→ **Direction**: Each entry below should be returned exactly as is, with the pictures removed.

* BEGIN Material to process *

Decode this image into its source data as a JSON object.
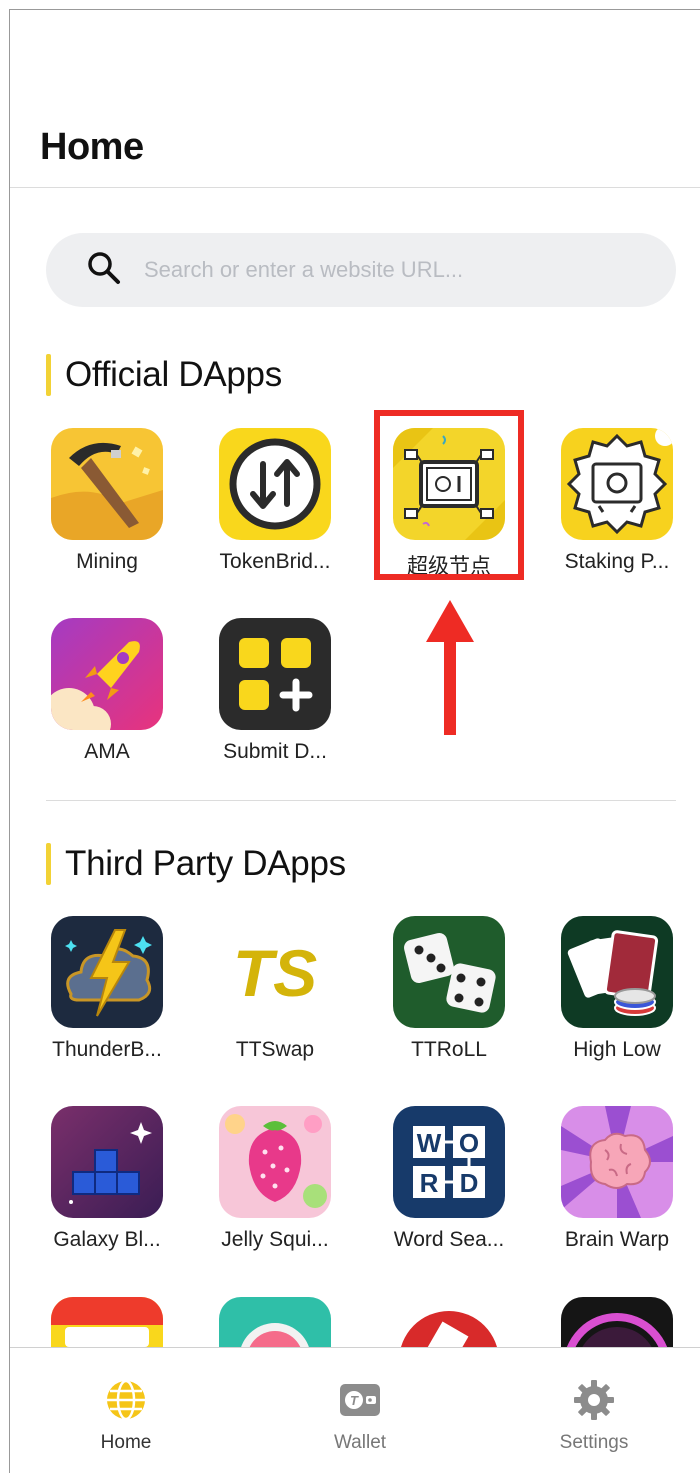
{
  "header": {
    "title": "Home"
  },
  "search": {
    "placeholder": "Search or enter a website URL..."
  },
  "official": {
    "title": "Official DApps",
    "apps": [
      {
        "label": "Mining",
        "icon": "pickaxe-icon"
      },
      {
        "label": "TokenBrid...",
        "icon": "token-bridge-icon"
      },
      {
        "label": "超级节点",
        "icon": "super-node-icon"
      },
      {
        "label": "Staking P...",
        "icon": "staking-safe-icon"
      },
      {
        "label": "AMA",
        "icon": "rocket-icon"
      },
      {
        "label": "Submit D...",
        "icon": "submit-dapp-icon"
      }
    ]
  },
  "third_party": {
    "title": "Third Party DApps",
    "apps": [
      {
        "label": "ThunderB...",
        "icon": "thunder-cloud-icon"
      },
      {
        "label": "TTSwap",
        "icon": "ttswap-logo",
        "logo_text": "TS"
      },
      {
        "label": "TTRoLL",
        "icon": "dice-icon"
      },
      {
        "label": "High Low",
        "icon": "cards-chips-icon"
      },
      {
        "label": "Galaxy Bl...",
        "icon": "galaxy-blocks-icon"
      },
      {
        "label": "Jelly Squi...",
        "icon": "jelly-strawberry-icon"
      },
      {
        "label": "Word Sea...",
        "icon": "word-search-icon",
        "logo_letters": [
          "W",
          "O",
          "R",
          "D"
        ]
      },
      {
        "label": "Brain Warp",
        "icon": "brain-icon"
      }
    ]
  },
  "tabbar": {
    "items": [
      {
        "label": "Home",
        "icon": "globe-icon",
        "active": true
      },
      {
        "label": "Wallet",
        "icon": "wallet-icon",
        "active": false
      },
      {
        "label": "Settings",
        "icon": "gear-icon",
        "active": false
      }
    ]
  },
  "colors": {
    "accent": "#f2d235",
    "highlight": "#ee2b24",
    "search_bg": "#eeeff1",
    "active_tab": "#f5c518"
  }
}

* END Material to process *

→ **Answer for the task**:
Decode this image into its source data as a JSON object.
{
  "header": {
    "title": "Home"
  },
  "search": {
    "placeholder": "Search or enter a website URL..."
  },
  "official": {
    "title": "Official DApps",
    "apps": [
      {
        "label": "Mining",
        "icon": "pickaxe-icon"
      },
      {
        "label": "TokenBrid...",
        "icon": "token-bridge-icon"
      },
      {
        "label": "超级节点",
        "icon": "super-node-icon"
      },
      {
        "label": "Staking P...",
        "icon": "staking-safe-icon"
      },
      {
        "label": "AMA",
        "icon": "rocket-icon"
      },
      {
        "label": "Submit D...",
        "icon": "submit-dapp-icon"
      }
    ]
  },
  "third_party": {
    "title": "Third Party DApps",
    "apps": [
      {
        "label": "ThunderB...",
        "icon": "thunder-cloud-icon"
      },
      {
        "label": "TTSwap",
        "icon": "ttswap-logo",
        "logo_text": "TS"
      },
      {
        "label": "TTRoLL",
        "icon": "dice-icon"
      },
      {
        "label": "High Low",
        "icon": "cards-chips-icon"
      },
      {
        "label": "Galaxy Bl...",
        "icon": "galaxy-blocks-icon"
      },
      {
        "label": "Jelly Squi...",
        "icon": "jelly-strawberry-icon"
      },
      {
        "label": "Word Sea...",
        "icon": "word-search-icon",
        "logo_letters": [
          "W",
          "O",
          "R",
          "D"
        ]
      },
      {
        "label": "Brain Warp",
        "icon": "brain-icon"
      }
    ]
  },
  "tabbar": {
    "items": [
      {
        "label": "Home",
        "icon": "globe-icon",
        "active": true
      },
      {
        "label": "Wallet",
        "icon": "wallet-icon",
        "active": false
      },
      {
        "label": "Settings",
        "icon": "gear-icon",
        "active": false
      }
    ]
  },
  "colors": {
    "accent": "#f2d235",
    "highlight": "#ee2b24",
    "search_bg": "#eeeff1",
    "active_tab": "#f5c518"
  }
}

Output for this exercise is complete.